REQUEST: How many lines of these entries hold the string "架信号机"? Reply with the number alone.

ENTRIES SHOWN:

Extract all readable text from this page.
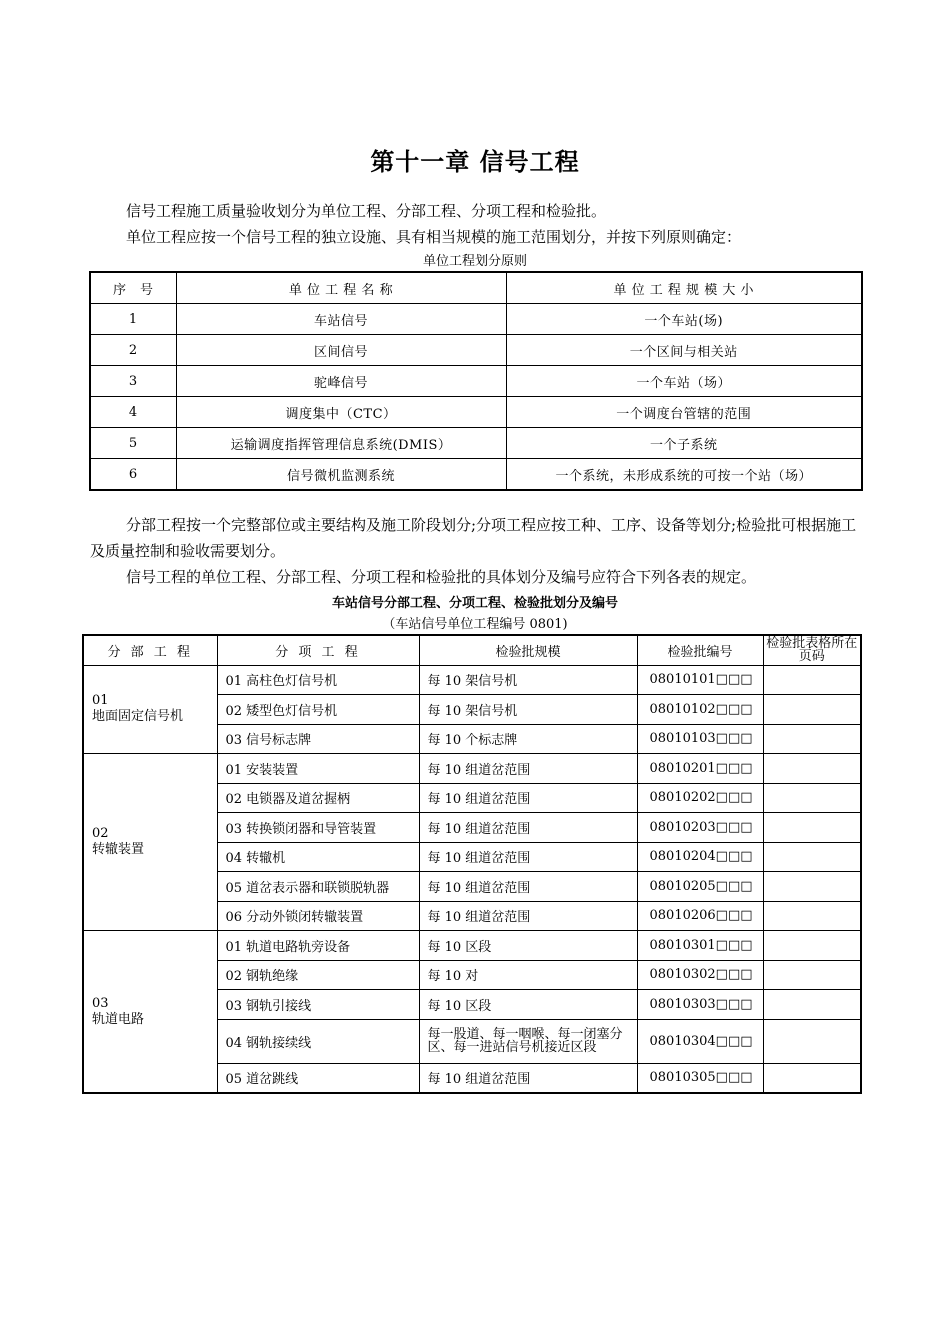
第十一章 信号工程

信号工程施工质量验收划分为单位工程、分部工程、分项工程和检验批。

单位工程应按一个信号工程的独立设施、具有相当规模的施工范围划分，并按下列原则确定：

单位工程划分原则
序　号	单 位 工 程 名 称	单 位 工 程 规 模 大 小
1	车站信号	一个车站(场)
2	区间信号	一个区间与相关站
3	驼峰信号	一个车站（场）
4	调度集中（CTC）	一个调度台管辖的范围
5	运输调度指挥管理信息系统(DMIS）	一个子系统
6	信号微机监测系统	一个系统，未形成系统的可按一个站（场）

分部工程按一个完整部位或主要结构及施工阶段划分;分项工程应按工种、工序、设备等划分;检验批可根据施工及质量控制和验收需要划分。

信号工程的单位工程、分部工程、分项工程和检验批的具体划分及编号应符合下列各表的规定。

车站信号分部工程、分项工程、检验批划分及编号
（车站信号单位工程编号 0801)
分 部 工 程	分 项 工 程	检验批规模	检验批编号	检验批表格所在页码

01
地面固定信号机	01 高柱色灯信号机	每 10 架信号机	08010101□□□	
	02 矮型色灯信号机	每 10 架信号机	08010102□□□	
	03 信号标志牌	每 10 个标志牌	08010103□□□	

02
转辙装置	01 安装装置	每 10 组道岔范围	08010201□□□	
	02 电锁器及道岔握柄	每 10 组道岔范围	08010202□□□	
	03 转换锁闭器和导管装置	每 10 组道岔范围	08010203□□□	
	04 转辙机	每 10 组道岔范围	08010204□□□	
	05 道岔表示器和联锁脱轨器	每 10 组道岔范围	08010205□□□	
	06 分动外锁闭转辙装置	每 10 组道岔范围	08010206□□□	

03
轨道电路	01 轨道电路轨旁设备	每 10 区段	08010301□□□	
	02 钢轨绝缘	每 10 对	08010302□□□	
	03 钢轨引接线	每 10 区段	08010303□□□	
	04 钢轨接续线	每一股道、每一咽喉、每一闭塞分区、每一进站信号机接近区段	08010304□□□	
	05 道岔跳线	每 10 组道岔范围	08010305□□□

FULL OUTPUT: 2